■ Exercise instructions ■
Below are some records; retype all of them exactly.

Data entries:

┄┄┄┄┄┄┄┄┄┄

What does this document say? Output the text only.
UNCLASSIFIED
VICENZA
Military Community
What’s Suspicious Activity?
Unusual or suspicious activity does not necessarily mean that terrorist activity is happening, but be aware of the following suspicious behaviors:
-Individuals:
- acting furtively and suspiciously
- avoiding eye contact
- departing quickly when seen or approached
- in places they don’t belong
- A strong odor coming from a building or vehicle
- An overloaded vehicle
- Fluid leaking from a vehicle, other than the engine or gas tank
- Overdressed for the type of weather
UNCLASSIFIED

┄┄┄┄┄┄┄┄┄┄

■ Task output ■
What does this document say? Output the text only.
UNCLASSIFIED
VICENZA
Military Community
What’s Suspicious Activity?
Unusual or suspicious activity does not necessarily mean that terrorist activity is happening, but be aware of the following suspicious behaviors:
-Individuals:
- acting furtively and suspiciously
- avoiding eye contact
- departing quickly when seen or approached
- in places they don’t belong
- A strong odor coming from a building or vehicle
- An overloaded vehicle
- Fluid leaking from a vehicle, other than the engine or gas tank
- Overdressed for the type of weather
UNCLASSIFIED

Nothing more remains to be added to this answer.